### WORK TO DO
Reproduce all lines of the listing below in which the word "JSON" occurs.
Start of DATA LISTING
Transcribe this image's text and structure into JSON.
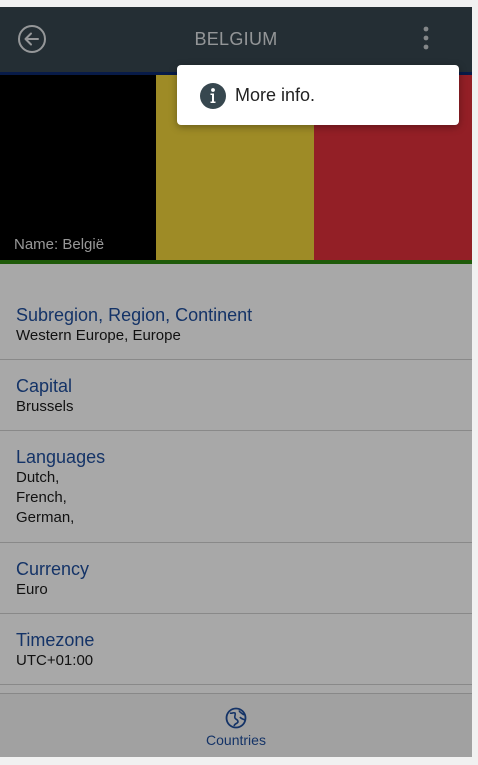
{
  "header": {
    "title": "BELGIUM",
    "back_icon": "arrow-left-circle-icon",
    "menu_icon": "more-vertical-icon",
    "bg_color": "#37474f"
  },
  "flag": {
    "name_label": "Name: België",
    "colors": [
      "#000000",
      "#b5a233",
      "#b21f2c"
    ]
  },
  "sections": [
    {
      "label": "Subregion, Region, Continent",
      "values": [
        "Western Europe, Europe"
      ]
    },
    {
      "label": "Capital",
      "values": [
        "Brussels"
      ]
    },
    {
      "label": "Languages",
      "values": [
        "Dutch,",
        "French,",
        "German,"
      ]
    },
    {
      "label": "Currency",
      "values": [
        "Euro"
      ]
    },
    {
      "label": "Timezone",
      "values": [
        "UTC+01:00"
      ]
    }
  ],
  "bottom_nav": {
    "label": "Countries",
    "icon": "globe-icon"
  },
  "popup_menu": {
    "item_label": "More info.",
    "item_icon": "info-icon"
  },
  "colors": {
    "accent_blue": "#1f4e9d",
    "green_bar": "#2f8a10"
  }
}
End of DATA LISTING
Start of DATA LISTING
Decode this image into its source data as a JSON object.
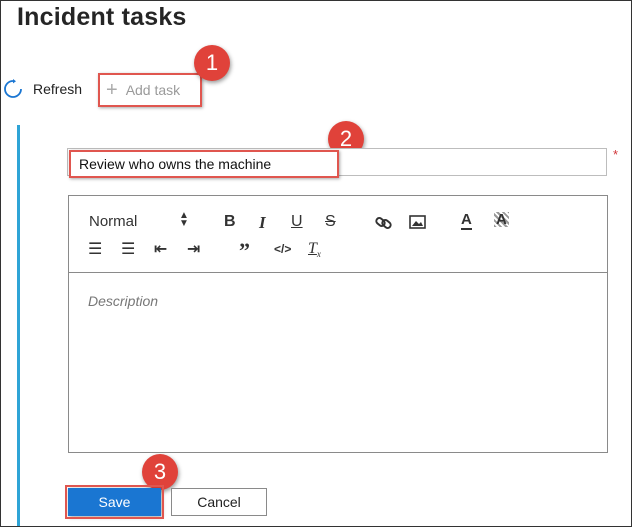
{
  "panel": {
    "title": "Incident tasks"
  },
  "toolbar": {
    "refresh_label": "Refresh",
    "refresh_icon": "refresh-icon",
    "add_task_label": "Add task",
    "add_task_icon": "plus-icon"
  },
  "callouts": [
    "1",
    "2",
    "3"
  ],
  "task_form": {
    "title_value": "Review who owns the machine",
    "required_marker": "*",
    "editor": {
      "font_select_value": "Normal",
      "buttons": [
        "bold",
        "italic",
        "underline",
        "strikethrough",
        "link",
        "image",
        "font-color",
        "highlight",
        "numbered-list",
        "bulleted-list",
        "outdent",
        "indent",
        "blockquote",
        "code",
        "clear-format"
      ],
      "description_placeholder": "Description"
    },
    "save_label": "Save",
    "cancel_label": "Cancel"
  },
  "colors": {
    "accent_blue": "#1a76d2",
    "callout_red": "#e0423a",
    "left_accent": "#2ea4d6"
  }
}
End of DATA LISTING
### ANSWER BELOW
Transcribe this image's text and structure into JSON.
Decode this image into its source data as a JSON object.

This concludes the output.